- WHAT THIS TASK INVOLVES:
Identify every line in the records below that contains the word "образом", and copy each of those lines.

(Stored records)
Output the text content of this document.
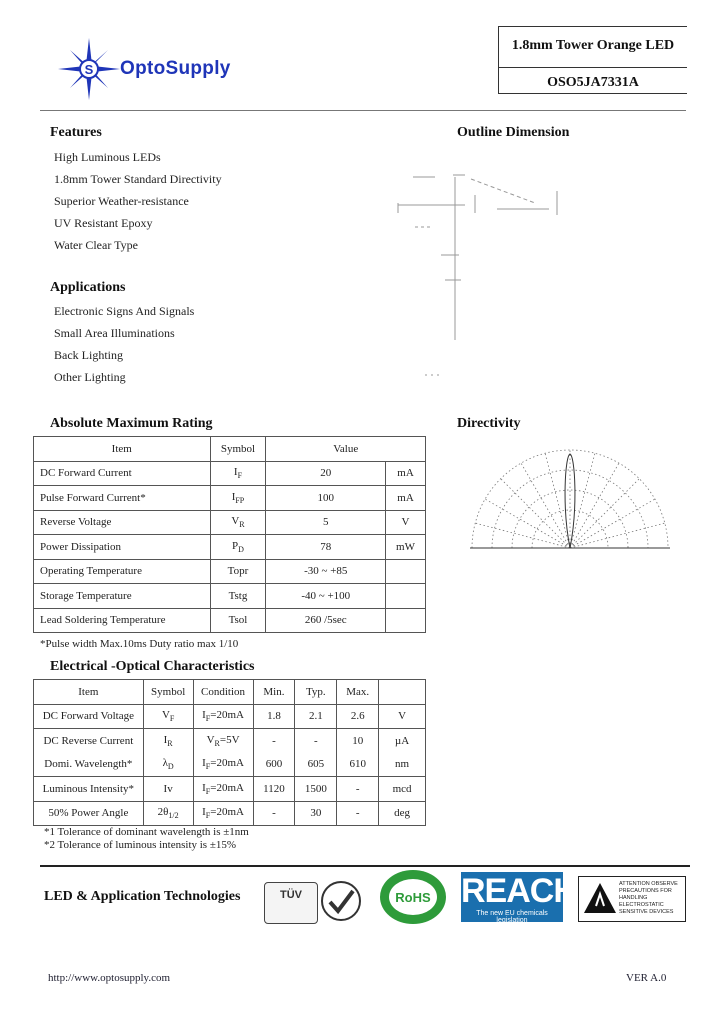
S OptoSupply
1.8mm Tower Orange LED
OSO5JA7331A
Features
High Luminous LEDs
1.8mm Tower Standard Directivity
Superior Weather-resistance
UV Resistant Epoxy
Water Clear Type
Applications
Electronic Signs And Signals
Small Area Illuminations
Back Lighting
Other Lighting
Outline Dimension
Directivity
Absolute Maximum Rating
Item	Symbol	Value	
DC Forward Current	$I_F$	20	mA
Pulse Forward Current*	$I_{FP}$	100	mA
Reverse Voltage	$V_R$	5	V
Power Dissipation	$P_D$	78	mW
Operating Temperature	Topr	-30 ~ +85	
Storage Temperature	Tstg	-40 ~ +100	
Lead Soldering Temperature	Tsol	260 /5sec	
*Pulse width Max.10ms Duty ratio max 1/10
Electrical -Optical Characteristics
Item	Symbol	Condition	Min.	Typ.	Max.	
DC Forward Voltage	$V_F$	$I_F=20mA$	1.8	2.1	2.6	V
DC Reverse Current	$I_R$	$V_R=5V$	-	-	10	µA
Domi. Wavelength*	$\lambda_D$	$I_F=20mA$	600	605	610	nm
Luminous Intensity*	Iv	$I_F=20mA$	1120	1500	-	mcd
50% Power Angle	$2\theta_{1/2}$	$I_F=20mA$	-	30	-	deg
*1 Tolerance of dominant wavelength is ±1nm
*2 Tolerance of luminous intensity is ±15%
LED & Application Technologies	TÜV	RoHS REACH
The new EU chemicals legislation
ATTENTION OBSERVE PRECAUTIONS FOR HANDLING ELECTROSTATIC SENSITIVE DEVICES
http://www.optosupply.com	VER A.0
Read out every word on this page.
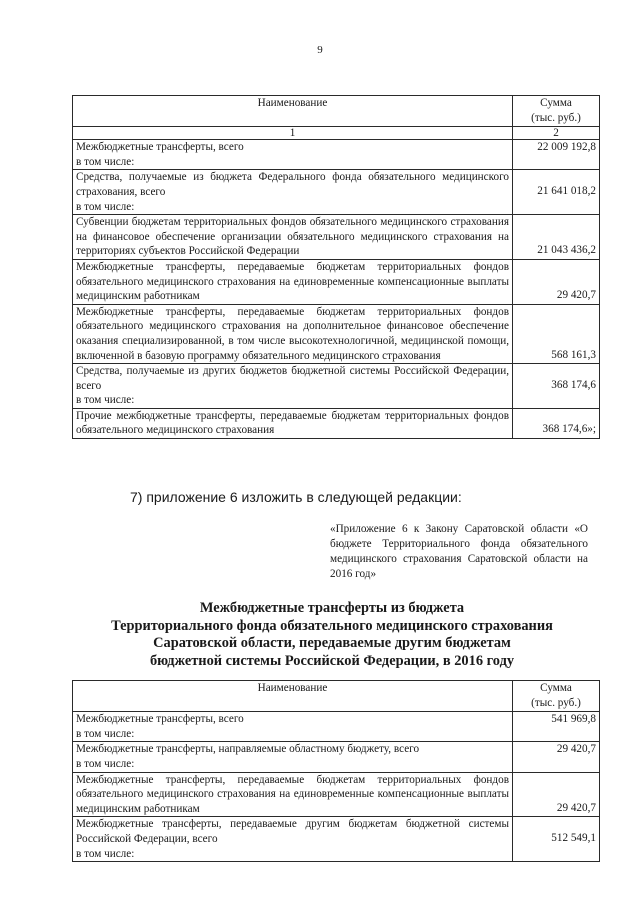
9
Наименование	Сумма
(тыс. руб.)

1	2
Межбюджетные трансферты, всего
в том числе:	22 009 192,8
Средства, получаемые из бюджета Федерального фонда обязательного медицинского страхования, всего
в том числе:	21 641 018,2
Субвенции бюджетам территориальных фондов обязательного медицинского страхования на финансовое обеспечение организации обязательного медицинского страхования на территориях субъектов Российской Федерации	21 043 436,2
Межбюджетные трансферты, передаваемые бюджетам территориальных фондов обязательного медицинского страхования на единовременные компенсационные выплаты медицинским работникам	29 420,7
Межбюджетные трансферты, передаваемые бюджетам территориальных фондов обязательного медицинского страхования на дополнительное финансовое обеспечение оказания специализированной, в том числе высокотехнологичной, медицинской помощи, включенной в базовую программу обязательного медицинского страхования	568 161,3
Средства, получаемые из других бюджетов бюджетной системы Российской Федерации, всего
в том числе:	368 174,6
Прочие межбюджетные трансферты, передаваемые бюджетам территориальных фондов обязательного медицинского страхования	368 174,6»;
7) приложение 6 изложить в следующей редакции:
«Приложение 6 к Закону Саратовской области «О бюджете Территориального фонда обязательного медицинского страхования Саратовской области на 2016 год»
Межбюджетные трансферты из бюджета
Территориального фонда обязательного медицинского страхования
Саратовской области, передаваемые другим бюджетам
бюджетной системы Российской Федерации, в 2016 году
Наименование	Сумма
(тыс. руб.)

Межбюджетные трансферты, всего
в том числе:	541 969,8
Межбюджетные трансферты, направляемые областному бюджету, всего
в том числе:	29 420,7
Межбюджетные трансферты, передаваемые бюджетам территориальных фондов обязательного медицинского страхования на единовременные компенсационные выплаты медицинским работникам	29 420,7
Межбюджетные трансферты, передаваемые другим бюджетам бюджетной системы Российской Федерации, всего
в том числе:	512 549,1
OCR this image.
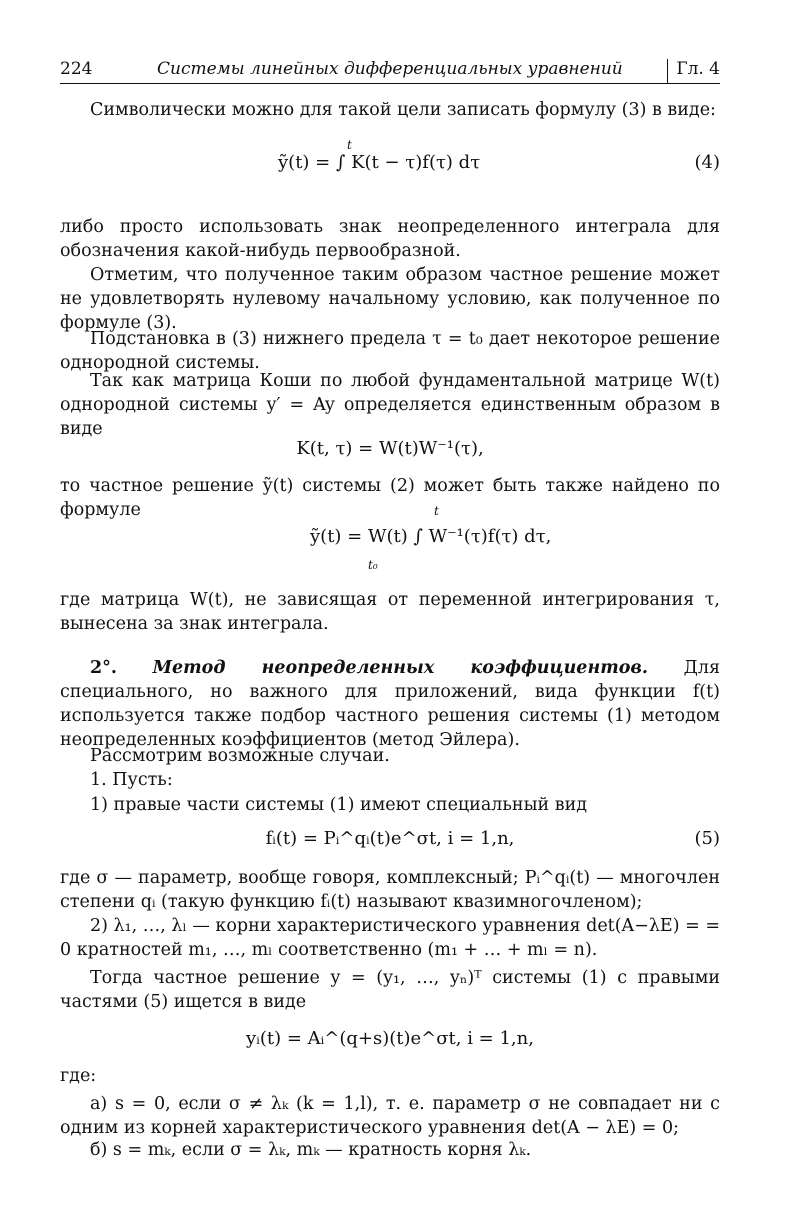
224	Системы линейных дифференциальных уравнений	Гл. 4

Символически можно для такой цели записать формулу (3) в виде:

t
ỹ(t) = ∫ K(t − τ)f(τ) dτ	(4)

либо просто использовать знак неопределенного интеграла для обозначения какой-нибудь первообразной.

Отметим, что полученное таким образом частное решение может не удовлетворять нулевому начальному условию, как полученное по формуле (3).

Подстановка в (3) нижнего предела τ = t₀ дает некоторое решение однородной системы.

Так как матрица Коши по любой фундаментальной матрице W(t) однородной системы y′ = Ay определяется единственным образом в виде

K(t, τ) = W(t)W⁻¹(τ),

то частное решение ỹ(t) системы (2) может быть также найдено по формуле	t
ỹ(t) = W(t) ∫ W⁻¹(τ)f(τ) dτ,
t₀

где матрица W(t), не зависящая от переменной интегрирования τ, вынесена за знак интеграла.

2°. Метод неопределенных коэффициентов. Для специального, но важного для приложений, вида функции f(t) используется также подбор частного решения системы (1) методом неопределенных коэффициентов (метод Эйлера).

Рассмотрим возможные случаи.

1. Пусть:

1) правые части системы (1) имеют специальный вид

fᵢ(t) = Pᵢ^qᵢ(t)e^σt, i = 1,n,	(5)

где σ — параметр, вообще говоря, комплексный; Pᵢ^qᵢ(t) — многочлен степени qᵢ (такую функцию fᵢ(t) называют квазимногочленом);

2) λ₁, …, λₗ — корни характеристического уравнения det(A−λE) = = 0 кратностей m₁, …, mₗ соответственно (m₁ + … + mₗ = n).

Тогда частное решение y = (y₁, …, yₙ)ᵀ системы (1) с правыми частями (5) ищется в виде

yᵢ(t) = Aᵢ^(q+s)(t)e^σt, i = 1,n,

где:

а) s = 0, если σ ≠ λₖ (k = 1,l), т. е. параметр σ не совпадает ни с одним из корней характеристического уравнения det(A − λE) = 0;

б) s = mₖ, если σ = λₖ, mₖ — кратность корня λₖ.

- RESPONSE TO THE TASK:
Отметим, что полученное таким образом частное решение может не удовлетворять нулевому начальному условию, как полученное по формуле (3).
Так как матрица Коши по любой фундаментальной матрице W(t) однородной системы y′ = Ay определяется единственным образом в виде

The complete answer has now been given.